Do this:
For each statement, decide whether it agrees with the passage on carbon sequestration below. Answer yes or no and quote the words of the passage that decide it. 1. Basalt is studied because it may allow CO2 to be stored permanently. 2. Limestone is described as one of the rarest rock types in deep saline aquifers. 3. Plenty of data already exists on how these factors affect the measurements.

Source:
[START]
Characteristics of some of the geological rock formations currently used for carbon sequestration have been summarised in Table 1. The rock types being investigated are silica, limestone and basalt; with silica and limestone being the most ubiquitous rock types in deep saline aquifers (Bentham and Kirby 2005; De Silva et al. 2015). Basalt is also investigated as it offers the possibility of improving carbon mineralisation and thus provides permanent CO2 storage (Matter and Kelemen 2009; Adam et al. 2011; Rabiu et al. 2017). Therefore, to effectively relate the geoelectrical characteristics to the water saturation, the factors influencing these electrical properties must be properly understood. Previous studies have shown that σb and εb are influenced by temperature, pressure, rock type, salt concentration, surfactants, permeability, mineralogy and clay content (Rabiu et al. 2017; Abidoye and Das 2015a, b; Han 2011; Magill 2009; Carcione et al. 2012) when injecting liquid or supercritical CO2 into a bed of sand particles. The purpose of this study is to understand how these factors affect the measurements, for which there is currently little data and significant uncertainty as to the extent to which these factors affect these parameters.
[END]
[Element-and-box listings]
[START]
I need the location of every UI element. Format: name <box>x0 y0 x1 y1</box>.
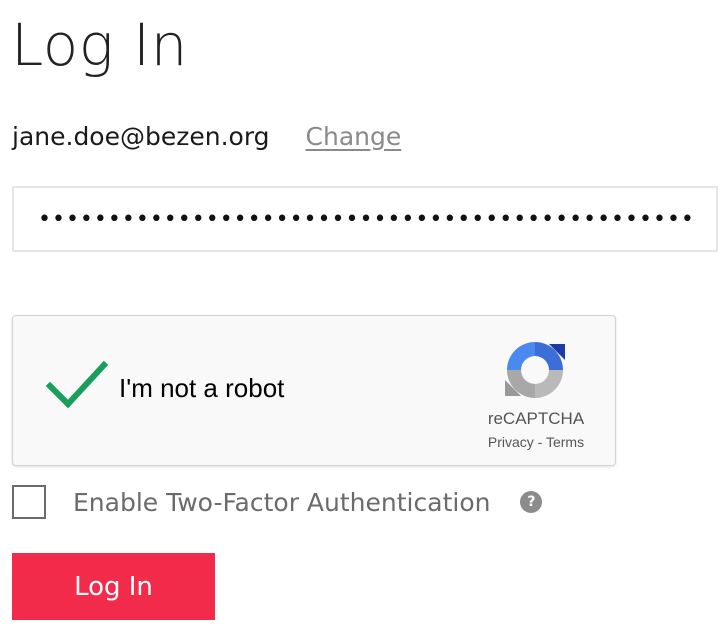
recaptcha-brand-label: reCAPTCHA <box>487 409 585 428</box>
page-title: Log In <box>11 11 188 79</box>
recaptcha-links: Privacy - Terms <box>479 434 593 450</box>
recaptcha-logo-icon <box>505 342 565 398</box>
not-a-robot-label: I'm not a robot <box>119 373 285 403</box>
recaptcha-privacy-link[interactable]: Privacy <box>488 434 534 450</box>
recaptcha-widget[interactable]: I'm not a robot reCAPTCHA Privacy - Term… <box>12 315 616 466</box>
checkmark-icon <box>46 360 108 409</box>
help-icon[interactable]: ? <box>520 491 543 513</box>
two-factor-row: Enable Two-Factor Authentication ? <box>12 484 543 520</box>
two-factor-label[interactable]: Enable Two-Factor Authentication <box>73 488 490 517</box>
account-row: jane.doe@bezen.org Change <box>12 116 401 156</box>
account-email: jane.doe@bezen.org <box>12 121 270 151</box>
recaptcha-terms-link[interactable]: Terms <box>546 434 584 450</box>
two-factor-checkbox[interactable] <box>12 485 46 519</box>
recaptcha-links-separator: - <box>533 434 546 450</box>
change-account-link[interactable]: Change <box>306 122 402 151</box>
password-field[interactable] <box>12 186 718 252</box>
login-button[interactable]: Log In <box>12 553 215 620</box>
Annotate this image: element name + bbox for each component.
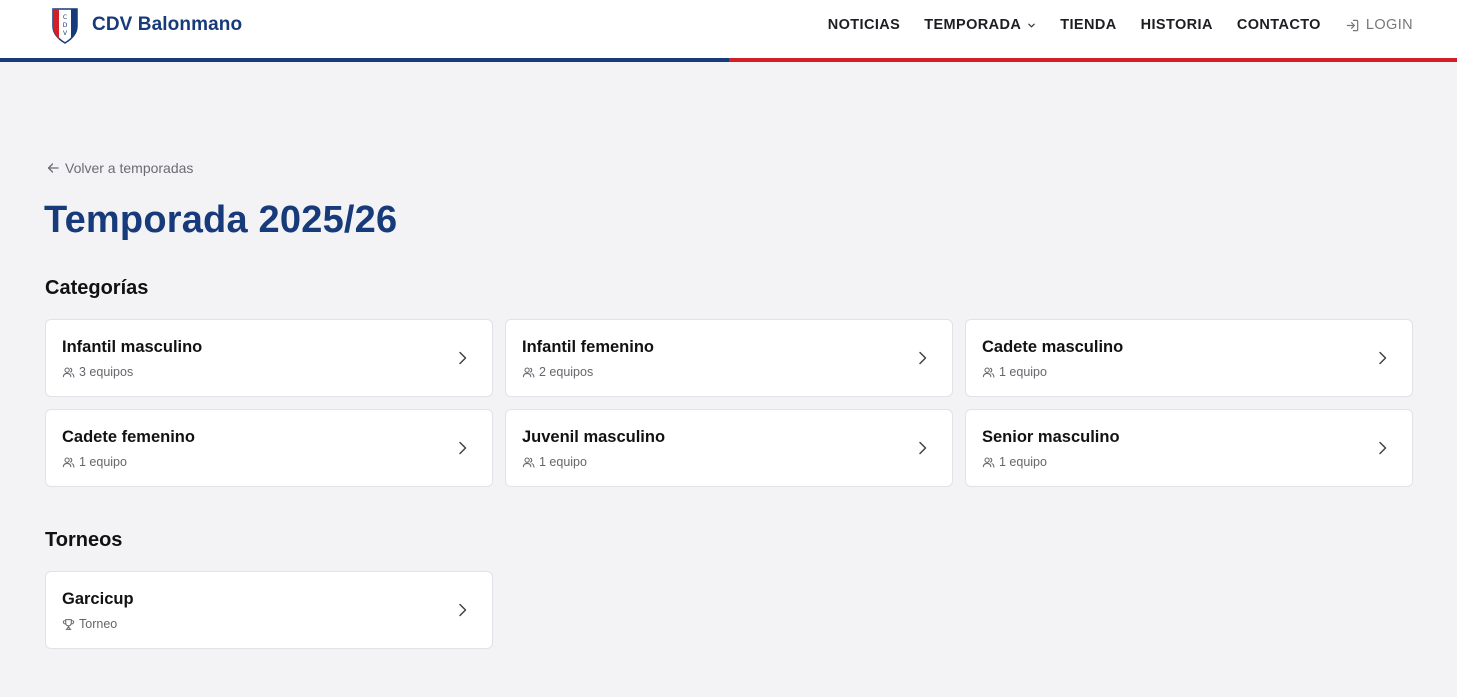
- card-title: Cadete masculino: [982, 338, 1124, 356]
- users-icon: [522, 367, 535, 378]
- chevron-right-icon: [1379, 351, 1387, 365]
- category-card-infantil-masculino[interactable]: Infantil masculino 3 equipos: [45, 319, 493, 397]
- users-icon: [982, 367, 995, 378]
- card-meta: 1 equipo: [62, 455, 127, 469]
- users-icon: [522, 457, 535, 468]
- nav-noticias-label: NOTICIAS: [827, 17, 901, 33]
- users-icon: [62, 367, 75, 378]
- page-title: Temporada 2025/26: [44, 199, 398, 241]
- tournament-card-garcicup[interactable]: Garcicup Torneo: [45, 571, 493, 649]
- card-title: Senior masculino: [982, 428, 1120, 446]
- back-to-seasons-link[interactable]: Volver a temporadas: [46, 160, 193, 176]
- category-card-senior-masculino[interactable]: Senior masculino 1 equipo: [965, 409, 1413, 487]
- card-meta-text: 1 equipo: [999, 365, 1047, 379]
- torneos-heading: Torneos: [45, 529, 123, 551]
- category-card-cadete-masculino[interactable]: Cadete masculino 1 equipo: [965, 319, 1413, 397]
- categorias-heading: Categorías: [45, 277, 149, 299]
- chevron-right-icon: [1379, 441, 1387, 455]
- nav-contacto[interactable]: CONTACTO: [1237, 17, 1321, 33]
- brand-color-bar: [0, 58, 1457, 62]
- back-link-label: Volver a temporadas: [65, 160, 194, 176]
- login-label: LOGIN: [1365, 17, 1413, 33]
- category-card-infantil-femenino[interactable]: Infantil femenino 2 equipos: [505, 319, 953, 397]
- card-title: Infantil femenino: [522, 338, 654, 356]
- category-card-juvenil-masculino[interactable]: Juvenil masculino 1 equipo: [505, 409, 953, 487]
- card-meta-text: 2 equipos: [539, 365, 594, 379]
- trophy-icon: [62, 618, 75, 630]
- card-meta: 3 equipos: [62, 365, 133, 379]
- nav-temporada[interactable]: TEMPORADA: [924, 17, 1036, 33]
- chevron-right-icon: [919, 351, 927, 365]
- card-meta: 1 equipo: [982, 365, 1047, 379]
- brand-bar-blue: [0, 58, 729, 62]
- card-title: Cadete femenino: [62, 428, 195, 446]
- card-meta-text: 1 equipo: [999, 455, 1047, 469]
- chevron-down-icon: [1028, 23, 1036, 27]
- login-icon: [1346, 19, 1359, 31]
- card-meta: 1 equipo: [982, 455, 1047, 469]
- nav-tienda[interactable]: TIENDA: [1060, 17, 1116, 33]
- card-meta-text: 3 equipos: [79, 365, 134, 379]
- users-icon: [982, 457, 995, 468]
- club-logo[interactable]: C D V: [50, 6, 80, 44]
- brand-name[interactable]: CDV Balonmano: [92, 14, 242, 36]
- nav-historia-label: HISTORIA: [1140, 17, 1213, 33]
- chevron-right-icon: [459, 603, 467, 617]
- nav-noticias[interactable]: NOTICIAS: [828, 17, 900, 33]
- card-meta: Torneo: [62, 617, 117, 631]
- chevron-right-icon: [459, 441, 467, 455]
- card-title: Juvenil masculino: [522, 428, 666, 446]
- svg-text:C: C: [63, 14, 67, 21]
- chevron-right-icon: [459, 351, 467, 365]
- svg-text:D: D: [63, 22, 68, 29]
- site-header: C D V CDV Balonmano NOTICIAS TEMPORADA T…: [0, 0, 1457, 58]
- chevron-right-icon: [919, 441, 927, 455]
- card-meta: 2 equipos: [522, 365, 593, 379]
- nav-contacto-label: CONTACTO: [1236, 17, 1321, 33]
- brand-bar-red: [729, 58, 1457, 62]
- login-button[interactable]: LOGIN: [1345, 17, 1413, 33]
- users-icon: [62, 457, 75, 468]
- nav-temporada-label: TEMPORADA: [924, 17, 1022, 33]
- arrow-left-icon: [47, 163, 59, 173]
- nav-historia[interactable]: HISTORIA: [1141, 17, 1213, 33]
- nav-tienda-label: TIENDA: [1060, 17, 1117, 33]
- card-meta-text: 1 equipo: [79, 455, 127, 469]
- card-meta: 1 equipo: [522, 455, 587, 469]
- category-card-cadete-femenino[interactable]: Cadete femenino 1 equipo: [45, 409, 493, 487]
- card-title: Infantil masculino: [62, 338, 203, 356]
- card-meta-text: Torneo: [79, 617, 118, 631]
- main-nav: NOTICIAS TEMPORADA TIENDA HISTORIA CONTA…: [828, 17, 1413, 33]
- card-meta-text: 1 equipo: [539, 455, 587, 469]
- card-title: Garcicup: [62, 590, 134, 608]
[END]
Finished exercise:
1. Yes: "Basalt is also investigated as it offers the possibility of improving carbon mineralisation and thus provides permanent CO2 storage"
2. No: "with silica and limestone being the most ubiquitous rock types in deep saline aquifers"
3. No: "for which there is currently little data and significant uncertainty"